Document passage:
● ● ● ●

Oracle Corp failed to revive a $1.3 billion jury verdict in its long-running copyright dispute with German software company SAP SE as a U.S. appeals court said Oracle must choose to accept a lower amount or face a new trial.
In a ruling on Friday, the 9th U.S. Circuit Court of Appeals in San Francisco said jurors used "an undue amount of speculation" in awarding $1.3 billion in damages in 2010.
But the court found U.S. District Judge Phyllis Hamilton in Oakland, California, had erred in concluding that Oracle deserved only $272 million of damages, a sum Oracle rejected.
Writing for a three-judge 9th Circuit panel, Judge William Fletcher directed Hamilton to offer Oracle a choice of $356.7 million of damages or a second trial.
Oracle spokeswoman Deborah Hellinger declined to comment. SAP spokesman Andy Kendzie said the company is pleased.
"We consider it very favorable, and think it shows the strength of our position," Kendzie said.
The case involved SAP's TomorrowNow unit, which the German company had bought to provide software support to Oracle customers at lower rates than what Oracle charged, hoping to persuade them to become SAP customers.
Oracle sued SAP in 2007 after noticing thousands of suspicious downloads of its software.
(Also See: Oracle Asks for $1.3 Billion Verdict Against SAP to Be Reinstated)
SAP later conceded that its employees were illegally downloading Oracle files, but it couldn't agree with Oracle on damages. The 2010 trial between the two enterprise software competitors was widely watched at the time, as top Oracle executives Larry Ellison and Safra Catz testified.

● ● ● ●

Information shown:
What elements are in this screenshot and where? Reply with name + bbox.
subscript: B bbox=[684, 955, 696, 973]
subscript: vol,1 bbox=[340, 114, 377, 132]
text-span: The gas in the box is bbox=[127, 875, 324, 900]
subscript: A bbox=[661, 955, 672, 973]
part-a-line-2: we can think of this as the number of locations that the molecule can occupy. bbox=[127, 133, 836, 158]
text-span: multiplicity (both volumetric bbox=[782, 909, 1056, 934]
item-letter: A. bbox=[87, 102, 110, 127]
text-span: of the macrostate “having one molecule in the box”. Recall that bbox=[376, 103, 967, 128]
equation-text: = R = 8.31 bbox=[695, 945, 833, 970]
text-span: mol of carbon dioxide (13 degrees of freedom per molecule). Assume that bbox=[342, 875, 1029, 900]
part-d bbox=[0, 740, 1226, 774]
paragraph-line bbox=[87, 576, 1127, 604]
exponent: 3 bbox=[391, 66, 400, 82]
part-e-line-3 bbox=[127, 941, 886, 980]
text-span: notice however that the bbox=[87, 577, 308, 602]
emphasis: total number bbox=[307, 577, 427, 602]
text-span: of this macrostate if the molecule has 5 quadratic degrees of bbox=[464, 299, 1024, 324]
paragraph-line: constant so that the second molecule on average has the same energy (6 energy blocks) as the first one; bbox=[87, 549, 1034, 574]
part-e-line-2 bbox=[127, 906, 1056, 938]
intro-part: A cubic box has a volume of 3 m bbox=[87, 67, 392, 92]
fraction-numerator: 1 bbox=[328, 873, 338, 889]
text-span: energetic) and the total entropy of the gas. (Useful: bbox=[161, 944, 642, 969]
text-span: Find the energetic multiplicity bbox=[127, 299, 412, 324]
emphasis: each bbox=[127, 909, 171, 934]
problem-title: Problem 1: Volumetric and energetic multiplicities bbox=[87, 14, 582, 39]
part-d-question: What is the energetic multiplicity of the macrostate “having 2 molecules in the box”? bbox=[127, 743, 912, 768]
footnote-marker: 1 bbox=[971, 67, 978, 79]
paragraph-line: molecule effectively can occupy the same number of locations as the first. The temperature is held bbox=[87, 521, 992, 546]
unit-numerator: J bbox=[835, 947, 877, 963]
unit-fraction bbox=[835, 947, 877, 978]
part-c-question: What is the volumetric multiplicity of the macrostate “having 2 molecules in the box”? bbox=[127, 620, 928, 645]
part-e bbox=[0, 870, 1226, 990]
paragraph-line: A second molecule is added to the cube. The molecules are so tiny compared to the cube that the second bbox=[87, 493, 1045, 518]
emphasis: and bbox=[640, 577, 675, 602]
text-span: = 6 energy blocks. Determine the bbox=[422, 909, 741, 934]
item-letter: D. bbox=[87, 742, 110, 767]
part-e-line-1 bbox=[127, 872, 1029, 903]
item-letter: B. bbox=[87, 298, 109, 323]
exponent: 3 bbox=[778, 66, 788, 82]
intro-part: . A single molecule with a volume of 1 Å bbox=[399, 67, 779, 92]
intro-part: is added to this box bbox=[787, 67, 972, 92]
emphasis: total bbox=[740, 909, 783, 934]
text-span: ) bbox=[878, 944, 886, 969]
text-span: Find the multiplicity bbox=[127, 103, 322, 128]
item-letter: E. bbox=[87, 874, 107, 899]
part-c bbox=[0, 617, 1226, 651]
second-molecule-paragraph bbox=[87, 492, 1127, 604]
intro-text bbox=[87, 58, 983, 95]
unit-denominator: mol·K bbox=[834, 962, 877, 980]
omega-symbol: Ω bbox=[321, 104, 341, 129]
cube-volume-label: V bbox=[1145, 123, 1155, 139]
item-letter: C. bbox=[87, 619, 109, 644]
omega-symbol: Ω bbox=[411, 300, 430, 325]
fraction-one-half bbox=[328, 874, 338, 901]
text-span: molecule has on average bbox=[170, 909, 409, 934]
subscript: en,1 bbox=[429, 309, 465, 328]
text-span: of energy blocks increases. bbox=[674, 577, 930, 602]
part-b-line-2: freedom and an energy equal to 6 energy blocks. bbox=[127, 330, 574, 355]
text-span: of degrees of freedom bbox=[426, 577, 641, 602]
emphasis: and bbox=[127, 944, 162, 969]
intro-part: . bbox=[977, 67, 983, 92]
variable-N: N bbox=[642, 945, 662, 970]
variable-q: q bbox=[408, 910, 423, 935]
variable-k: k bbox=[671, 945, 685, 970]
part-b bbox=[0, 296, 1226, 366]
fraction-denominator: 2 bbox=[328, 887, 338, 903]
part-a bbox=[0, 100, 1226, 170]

● ● ● ●

Directions:
a. Using the Oracle–SAP article, explain in one to three sentences why SAP had bought its TomorrowNow unit.
b. According to the Oracle–SAP article, which judge wrote for the three-judge 9th Circuit panel?
c. Please write a continuation of the Oracle–SAP article, picking up after its final sentence.

Task-by-task results:
a. SAP bought TomorrowNow to provide software support to Oracle customers at lower rates than Oracle charged. It hoped this would persuade those customers to become SAP customers.

b. Judge William Fletcher.

c.
Subsequently, SAP agreed to pay Oracle $306 million, but that agreement allowed Oracle to seek to restore the jury verdict, or win a retrial based on its own damages theories.
During the 2010 trial, Oracle had said internal SAP documents showed the German software company expected over $1 billion in revenue from TomorrowNow. However, the 9th Circuit rejected that reasoning given that SAP had paid much less to buy TomorrowNow.
"If SAP truly anticipated that TomorrowNow would produce a $1.3 billion benefit to SAP, as Oracle contends, a $10 million acquisition price is strikingly low," Fletcher wrote.
In finding the $272 million damages award "below the maximum amount sustainable by the proof," Fletcher said Hamilton erred in finding that Oracle had lost just $36 million of profit, when the proper figure should have been $120.7 million.